-- Start of RECORDS FOR THIS TASK --

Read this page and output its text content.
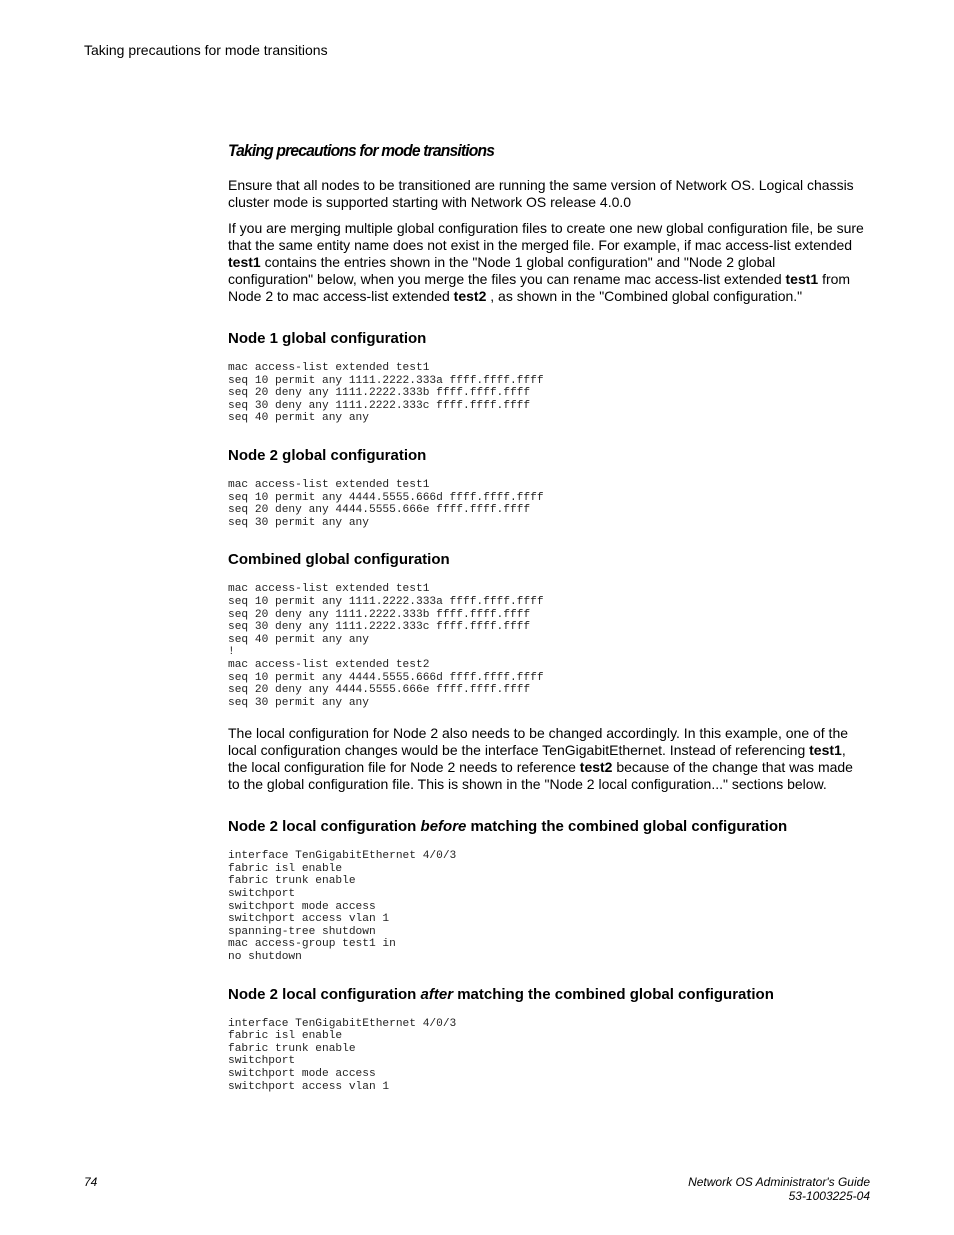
Taking precautions for mode transitions
Taking precautions for mode transitions

Ensure that all nodes to be transitioned are running the same version of Network OS. Logical chassis cluster mode is supported starting with Network OS release 4.0.0

If you are merging multiple global configuration files to create one new global configuration file, be sure that the same entity name does not exist in the merged file. For example, if mac access-list extended test1 contains the entries shown in the "Node 1 global configuration" and "Node 2 global configuration" below, when you merge the files you can rename mac access-list extended test1 from Node 2 to mac access-list extended test2 , as shown in the "Combined global configuration."

Node 1 global configuration
mac access-list extended test1
seq 10 permit any 1111.2222.333a ffff.ffff.ffff
seq 20 deny any 1111.2222.333b ffff.ffff.ffff
seq 30 deny any 1111.2222.333c ffff.ffff.ffff
seq 40 permit any any
Node 2 global configuration
mac access-list extended test1
seq 10 permit any 4444.5555.666d ffff.ffff.ffff
seq 20 deny any 4444.5555.666e ffff.ffff.ffff
seq 30 permit any any
Combined global configuration
mac access-list extended test1
seq 10 permit any 1111.2222.333a ffff.ffff.ffff
seq 20 deny any 1111.2222.333b ffff.ffff.ffff
seq 30 deny any 1111.2222.333c ffff.ffff.ffff
seq 40 permit any any
!
mac access-list extended test2
seq 10 permit any 4444.5555.666d ffff.ffff.ffff
seq 20 deny any 4444.5555.666e ffff.ffff.ffff
seq 30 permit any any

The local configuration for Node 2 also needs to be changed accordingly. In this example, one of the local configuration changes would be the interface TenGigabitEthernet. Instead of referencing test1, the local configuration file for Node 2 needs to reference test2 because of the change that was made to the global configuration file. This is shown in the "Node 2 local configuration..." sections below.

Node 2 local configuration before matching the combined global configuration
interface TenGigabitEthernet 4/0/3
fabric isl enable
fabric trunk enable
switchport
switchport mode access
switchport access vlan 1
spanning-tree shutdown
mac access-group test1 in
no shutdown
Node 2 local configuration after matching the combined global configuration
interface TenGigabitEthernet 4/0/3
fabric isl enable
fabric trunk enable
switchport
switchport mode access
switchport access vlan 1
74	Network OS Administrator's Guide
53-1003225-04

-- End of RECORDS FOR THIS TASK --

_WHAT THE TASK ASKS_.
Omit the pictures. Transcribe every record exactly.

_EXERCISE SOLUTION_.
Read this page and output its text content.
Taking precautions for mode transitions
Taking precautions for mode transitions

Ensure that all nodes to be transitioned are running the same version of Network OS. Logical chassis cluster mode is supported starting with Network OS release 4.0.0

If you are merging multiple global configuration files to create one new global configuration file, be sure that the same entity name does not exist in the merged file. For example, if mac access-list extended test1 contains the entries shown in the "Node 1 global configuration" and "Node 2 global configuration" below, when you merge the files you can rename mac access-list extended test1 from Node 2 to mac access-list extended test2 , as shown in the "Combined global configuration."

Node 1 global configuration
mac access-list extended test1
seq 10 permit any 1111.2222.333a ffff.ffff.ffff
seq 20 deny any 1111.2222.333b ffff.ffff.ffff
seq 30 deny any 1111.2222.333c ffff.ffff.ffff
seq 40 permit any any
Node 2 global configuration
mac access-list extended test1
seq 10 permit any 4444.5555.666d ffff.ffff.ffff
seq 20 deny any 4444.5555.666e ffff.ffff.ffff
seq 30 permit any any
Combined global configuration
mac access-list extended test1
seq 10 permit any 1111.2222.333a ffff.ffff.ffff
seq 20 deny any 1111.2222.333b ffff.ffff.ffff
seq 30 deny any 1111.2222.333c ffff.ffff.ffff
seq 40 permit any any
!
mac access-list extended test2
seq 10 permit any 4444.5555.666d ffff.ffff.ffff
seq 20 deny any 4444.5555.666e ffff.ffff.ffff
seq 30 permit any any

The local configuration for Node 2 also needs to be changed accordingly. In this example, one of the local configuration changes would be the interface TenGigabitEthernet. Instead of referencing test1, the local configuration file for Node 2 needs to reference test2 because of the change that was made to the global configuration file. This is shown in the "Node 2 local configuration..." sections below.

Node 2 local configuration before matching the combined global configuration
interface TenGigabitEthernet 4/0/3
fabric isl enable
fabric trunk enable
switchport
switchport mode access
switchport access vlan 1
spanning-tree shutdown
mac access-group test1 in
no shutdown
Node 2 local configuration after matching the combined global configuration
interface TenGigabitEthernet 4/0/3
fabric isl enable
fabric trunk enable
switchport
switchport mode access
switchport access vlan 1
74	Network OS Administrator's Guide
53-1003225-04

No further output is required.